→ Given problem
Reproduce the listing below verbatim.

★ ★ ★ ★ ★

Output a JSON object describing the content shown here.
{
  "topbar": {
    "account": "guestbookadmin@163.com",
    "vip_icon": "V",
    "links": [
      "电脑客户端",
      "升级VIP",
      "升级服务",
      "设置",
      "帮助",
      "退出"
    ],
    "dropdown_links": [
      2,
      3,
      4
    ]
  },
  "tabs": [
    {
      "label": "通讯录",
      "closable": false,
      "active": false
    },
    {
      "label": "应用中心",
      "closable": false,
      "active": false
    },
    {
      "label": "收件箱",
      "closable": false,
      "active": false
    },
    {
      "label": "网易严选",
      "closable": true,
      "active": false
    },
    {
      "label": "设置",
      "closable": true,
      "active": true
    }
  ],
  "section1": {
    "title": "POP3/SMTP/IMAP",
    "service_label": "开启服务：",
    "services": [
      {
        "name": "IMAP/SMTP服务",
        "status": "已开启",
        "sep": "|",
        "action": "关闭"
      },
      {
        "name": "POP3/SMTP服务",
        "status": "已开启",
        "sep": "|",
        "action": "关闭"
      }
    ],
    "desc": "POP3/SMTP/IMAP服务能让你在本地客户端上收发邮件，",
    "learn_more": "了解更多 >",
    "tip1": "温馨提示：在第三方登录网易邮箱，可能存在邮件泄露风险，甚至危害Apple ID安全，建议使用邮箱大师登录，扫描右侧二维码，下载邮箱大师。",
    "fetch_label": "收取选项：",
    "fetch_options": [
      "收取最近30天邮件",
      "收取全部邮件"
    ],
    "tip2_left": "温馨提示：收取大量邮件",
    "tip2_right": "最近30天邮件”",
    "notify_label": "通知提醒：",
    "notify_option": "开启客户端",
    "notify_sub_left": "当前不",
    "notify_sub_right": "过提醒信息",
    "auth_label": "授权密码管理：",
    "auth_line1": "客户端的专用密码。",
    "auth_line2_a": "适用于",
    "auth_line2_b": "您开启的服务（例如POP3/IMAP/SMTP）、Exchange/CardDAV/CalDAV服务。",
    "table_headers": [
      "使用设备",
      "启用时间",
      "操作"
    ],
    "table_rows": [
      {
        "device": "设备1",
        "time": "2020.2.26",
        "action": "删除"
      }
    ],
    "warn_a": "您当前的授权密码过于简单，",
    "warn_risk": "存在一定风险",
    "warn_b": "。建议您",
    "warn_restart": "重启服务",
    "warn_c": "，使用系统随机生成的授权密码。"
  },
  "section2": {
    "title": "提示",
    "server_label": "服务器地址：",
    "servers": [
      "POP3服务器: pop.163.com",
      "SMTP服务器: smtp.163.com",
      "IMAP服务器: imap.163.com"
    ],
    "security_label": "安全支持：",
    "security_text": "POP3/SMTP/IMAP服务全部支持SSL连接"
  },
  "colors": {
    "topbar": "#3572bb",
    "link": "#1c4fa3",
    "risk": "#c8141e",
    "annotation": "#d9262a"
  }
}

★ ★ ★ ★ ★

→ The answer
Output a JSON object describing the content shown here.
{
  "topbar": {
    "account": "guestbookadmin@163.com",
    "vip_icon": "V",
    "links": [
      "电脑客户端",
      "升级VIP",
      "升级服务",
      "设置",
      "帮助",
      "退出"
    ],
    "dropdown_links": [
      2,
      3,
      4
    ]
  },
  "tabs": [
    {
      "label": "通讯录",
      "closable": false,
      "active": false
    },
    {
      "label": "应用中心",
      "closable": false,
      "active": false
    },
    {
      "label": "收件箱",
      "closable": false,
      "active": false
    },
    {
      "label": "网易严选",
      "closable": true,
      "active": false
    },
    {
      "label": "设置",
      "closable": true,
      "active": true
    }
  ],
  "section1": {
    "title": "POP3/SMTP/IMAP",
    "service_label": "开启服务：",
    "services": [
      {
        "name": "IMAP/SMTP服务",
        "status": "已开启",
        "sep": "|",
        "action": "关闭"
      },
      {
        "name": "POP3/SMTP服务",
        "status": "已开启",
        "sep": "|",
        "action": "关闭"
      }
    ],
    "desc": "POP3/SMTP/IMAP服务能让你在本地客户端上收发邮件，",
    "learn_more": "了解更多 >",
    "tip1": "温馨提示：在第三方登录网易邮箱，可能存在邮件泄露风险，甚至危害Apple ID安全，建议使用邮箱大师登录，扫描右侧二维码，下载邮箱大师。",
    "fetch_label": "收取选项：",
    "fetch_options": [
      "收取最近30天邮件",
      "收取全部邮件"
    ],
    "tip2_left": "温馨提示：收取大量邮件",
    "tip2_right": "最近30天邮件”",
    "notify_label": "通知提醒：",
    "notify_option": "开启客户端",
    "notify_sub_left": "当前不",
    "notify_sub_right": "过提醒信息",
    "auth_label": "授权密码管理：",
    "auth_line1": "客户端的专用密码。",
    "auth_line2_a": "适用于",
    "auth_line2_b": "您开启的服务（例如POP3/IMAP/SMTP）、Exchange/CardDAV/CalDAV服务。",
    "table_headers": [
      "使用设备",
      "启用时间",
      "操作"
    ],
    "table_rows": [
      {
        "device": "设备1",
        "time": "2020.2.26",
        "action": "删除"
      }
    ],
    "warn_a": "您当前的授权密码过于简单，",
    "warn_risk": "存在一定风险",
    "warn_b": "。建议您",
    "warn_restart": "重启服务",
    "warn_c": "，使用系统随机生成的授权密码。"
  },
  "section2": {
    "title": "提示",
    "server_label": "服务器地址：",
    "servers": [
      "POP3服务器: pop.163.com",
      "SMTP服务器: smtp.163.com",
      "IMAP服务器: imap.163.com"
    ],
    "security_label": "安全支持：",
    "security_text": "POP3/SMTP/IMAP服务全部支持SSL连接"
  },
  "colors": {
    "topbar": "#3572bb",
    "link": "#1c4fa3",
    "risk": "#c8141e",
    "annotation": "#d9262a"
  }
}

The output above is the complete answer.